# DATA FOR THIS TASK
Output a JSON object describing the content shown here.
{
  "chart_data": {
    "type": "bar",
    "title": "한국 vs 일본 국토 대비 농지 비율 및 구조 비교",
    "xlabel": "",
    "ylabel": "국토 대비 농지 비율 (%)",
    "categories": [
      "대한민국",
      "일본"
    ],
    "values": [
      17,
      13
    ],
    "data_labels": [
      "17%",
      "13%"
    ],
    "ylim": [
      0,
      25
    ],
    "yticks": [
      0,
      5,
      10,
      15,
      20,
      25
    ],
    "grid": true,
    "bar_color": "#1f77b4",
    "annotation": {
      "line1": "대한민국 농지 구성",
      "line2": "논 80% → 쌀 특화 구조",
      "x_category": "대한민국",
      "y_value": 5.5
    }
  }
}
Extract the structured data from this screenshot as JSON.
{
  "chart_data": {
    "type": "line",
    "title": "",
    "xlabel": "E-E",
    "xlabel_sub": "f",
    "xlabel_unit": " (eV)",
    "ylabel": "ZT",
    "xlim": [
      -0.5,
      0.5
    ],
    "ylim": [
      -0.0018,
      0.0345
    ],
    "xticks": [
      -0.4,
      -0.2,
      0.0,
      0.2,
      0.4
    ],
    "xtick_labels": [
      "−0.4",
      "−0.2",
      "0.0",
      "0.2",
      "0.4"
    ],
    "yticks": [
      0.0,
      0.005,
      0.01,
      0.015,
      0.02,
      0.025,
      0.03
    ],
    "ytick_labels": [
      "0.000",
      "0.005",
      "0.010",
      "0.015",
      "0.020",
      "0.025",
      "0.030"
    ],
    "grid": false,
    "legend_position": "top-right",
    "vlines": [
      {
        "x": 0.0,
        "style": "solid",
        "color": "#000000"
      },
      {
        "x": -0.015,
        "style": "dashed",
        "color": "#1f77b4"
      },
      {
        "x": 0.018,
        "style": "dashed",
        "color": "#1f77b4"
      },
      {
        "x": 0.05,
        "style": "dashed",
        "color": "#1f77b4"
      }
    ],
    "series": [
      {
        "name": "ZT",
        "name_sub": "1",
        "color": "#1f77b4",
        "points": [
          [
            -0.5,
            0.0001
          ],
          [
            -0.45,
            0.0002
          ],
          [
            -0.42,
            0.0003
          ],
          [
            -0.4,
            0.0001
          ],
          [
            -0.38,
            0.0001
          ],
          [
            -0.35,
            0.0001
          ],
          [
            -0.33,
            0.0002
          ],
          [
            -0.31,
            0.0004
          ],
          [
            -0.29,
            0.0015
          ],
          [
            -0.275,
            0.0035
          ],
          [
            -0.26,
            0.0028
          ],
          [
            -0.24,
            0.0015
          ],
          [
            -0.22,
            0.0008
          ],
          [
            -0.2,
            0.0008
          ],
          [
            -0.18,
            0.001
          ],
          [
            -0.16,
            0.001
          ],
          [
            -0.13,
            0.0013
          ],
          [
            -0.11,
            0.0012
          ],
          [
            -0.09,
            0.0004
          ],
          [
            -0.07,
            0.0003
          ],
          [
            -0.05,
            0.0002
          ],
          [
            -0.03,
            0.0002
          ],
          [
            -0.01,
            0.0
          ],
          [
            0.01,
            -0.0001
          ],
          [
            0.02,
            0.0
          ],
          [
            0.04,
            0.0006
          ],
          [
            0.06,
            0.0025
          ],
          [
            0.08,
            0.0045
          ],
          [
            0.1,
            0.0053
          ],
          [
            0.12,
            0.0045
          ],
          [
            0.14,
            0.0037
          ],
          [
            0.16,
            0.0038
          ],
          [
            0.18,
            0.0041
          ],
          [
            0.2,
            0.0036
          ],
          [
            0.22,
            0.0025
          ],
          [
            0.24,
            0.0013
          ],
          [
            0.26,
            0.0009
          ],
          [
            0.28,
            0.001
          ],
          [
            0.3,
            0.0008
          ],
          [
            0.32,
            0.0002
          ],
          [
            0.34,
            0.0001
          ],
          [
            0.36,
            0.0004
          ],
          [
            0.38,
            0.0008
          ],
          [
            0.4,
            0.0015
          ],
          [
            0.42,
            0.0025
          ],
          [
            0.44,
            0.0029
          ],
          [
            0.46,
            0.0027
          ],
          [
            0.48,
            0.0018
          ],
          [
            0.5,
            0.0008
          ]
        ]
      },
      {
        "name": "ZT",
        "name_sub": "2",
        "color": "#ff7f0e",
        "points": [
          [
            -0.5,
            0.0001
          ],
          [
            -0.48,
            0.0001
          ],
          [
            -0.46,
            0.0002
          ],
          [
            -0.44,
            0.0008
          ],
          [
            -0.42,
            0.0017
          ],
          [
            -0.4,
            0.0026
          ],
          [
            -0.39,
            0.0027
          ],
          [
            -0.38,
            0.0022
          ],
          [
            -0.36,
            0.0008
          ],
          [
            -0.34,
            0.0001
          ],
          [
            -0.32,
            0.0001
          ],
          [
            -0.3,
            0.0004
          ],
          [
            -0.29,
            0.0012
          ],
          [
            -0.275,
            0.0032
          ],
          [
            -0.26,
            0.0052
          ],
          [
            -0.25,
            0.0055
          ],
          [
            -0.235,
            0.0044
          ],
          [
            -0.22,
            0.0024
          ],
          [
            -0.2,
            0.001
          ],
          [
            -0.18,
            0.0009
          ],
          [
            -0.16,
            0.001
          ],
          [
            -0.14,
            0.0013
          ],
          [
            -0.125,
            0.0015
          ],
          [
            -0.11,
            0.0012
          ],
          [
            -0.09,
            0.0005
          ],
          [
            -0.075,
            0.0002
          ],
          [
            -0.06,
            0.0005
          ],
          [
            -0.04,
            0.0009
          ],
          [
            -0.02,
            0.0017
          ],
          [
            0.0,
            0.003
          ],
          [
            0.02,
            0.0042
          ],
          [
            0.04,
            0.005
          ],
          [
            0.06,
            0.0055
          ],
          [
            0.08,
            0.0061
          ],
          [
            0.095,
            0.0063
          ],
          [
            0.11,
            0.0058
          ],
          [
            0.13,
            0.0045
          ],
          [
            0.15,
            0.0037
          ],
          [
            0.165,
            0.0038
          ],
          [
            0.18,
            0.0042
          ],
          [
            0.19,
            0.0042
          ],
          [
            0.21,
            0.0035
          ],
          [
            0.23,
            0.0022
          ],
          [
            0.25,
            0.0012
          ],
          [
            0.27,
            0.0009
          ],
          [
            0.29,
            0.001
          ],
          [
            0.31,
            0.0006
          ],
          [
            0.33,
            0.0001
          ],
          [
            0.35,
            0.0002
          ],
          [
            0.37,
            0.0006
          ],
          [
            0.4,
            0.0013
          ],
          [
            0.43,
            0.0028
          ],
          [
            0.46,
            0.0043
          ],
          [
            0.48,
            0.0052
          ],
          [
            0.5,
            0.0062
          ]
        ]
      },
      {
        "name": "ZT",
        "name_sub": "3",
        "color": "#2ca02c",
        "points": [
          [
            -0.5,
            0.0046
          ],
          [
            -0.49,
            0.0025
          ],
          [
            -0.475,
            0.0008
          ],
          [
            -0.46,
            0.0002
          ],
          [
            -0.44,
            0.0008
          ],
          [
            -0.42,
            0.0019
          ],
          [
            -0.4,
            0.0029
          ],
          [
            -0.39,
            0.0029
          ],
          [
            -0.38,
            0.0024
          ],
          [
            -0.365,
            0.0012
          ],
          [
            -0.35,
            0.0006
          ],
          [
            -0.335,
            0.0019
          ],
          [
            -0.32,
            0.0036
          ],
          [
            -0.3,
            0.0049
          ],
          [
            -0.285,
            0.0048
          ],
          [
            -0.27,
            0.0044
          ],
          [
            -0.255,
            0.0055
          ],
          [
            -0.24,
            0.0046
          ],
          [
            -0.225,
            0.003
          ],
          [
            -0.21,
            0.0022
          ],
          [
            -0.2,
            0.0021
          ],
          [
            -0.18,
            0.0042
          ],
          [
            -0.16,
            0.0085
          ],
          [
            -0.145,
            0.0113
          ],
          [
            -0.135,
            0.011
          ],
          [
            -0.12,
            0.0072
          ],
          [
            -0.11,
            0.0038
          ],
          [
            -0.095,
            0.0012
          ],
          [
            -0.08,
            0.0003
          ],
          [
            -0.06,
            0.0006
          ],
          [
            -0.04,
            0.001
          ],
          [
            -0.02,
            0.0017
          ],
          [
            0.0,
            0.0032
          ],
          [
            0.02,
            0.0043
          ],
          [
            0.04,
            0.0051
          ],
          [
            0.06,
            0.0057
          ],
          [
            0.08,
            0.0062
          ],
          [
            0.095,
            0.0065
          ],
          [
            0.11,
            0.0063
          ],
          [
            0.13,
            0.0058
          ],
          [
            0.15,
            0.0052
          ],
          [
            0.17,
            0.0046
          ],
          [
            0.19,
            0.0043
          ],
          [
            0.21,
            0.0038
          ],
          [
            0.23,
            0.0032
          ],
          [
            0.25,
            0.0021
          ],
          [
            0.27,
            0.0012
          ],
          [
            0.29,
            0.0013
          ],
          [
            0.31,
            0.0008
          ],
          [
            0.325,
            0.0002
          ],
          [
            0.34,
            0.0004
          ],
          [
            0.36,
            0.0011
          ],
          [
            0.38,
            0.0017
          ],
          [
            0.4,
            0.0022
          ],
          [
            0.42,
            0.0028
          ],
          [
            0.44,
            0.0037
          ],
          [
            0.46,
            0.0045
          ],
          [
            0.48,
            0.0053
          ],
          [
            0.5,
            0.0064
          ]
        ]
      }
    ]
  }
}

# STATED GOAL
Extract every line that has the string "대한민국" in it.

# EXERCISE OUTPUT
      "대한민국",
      "line1": "대한민국 농지 구성",
      "x_category": "대한민국",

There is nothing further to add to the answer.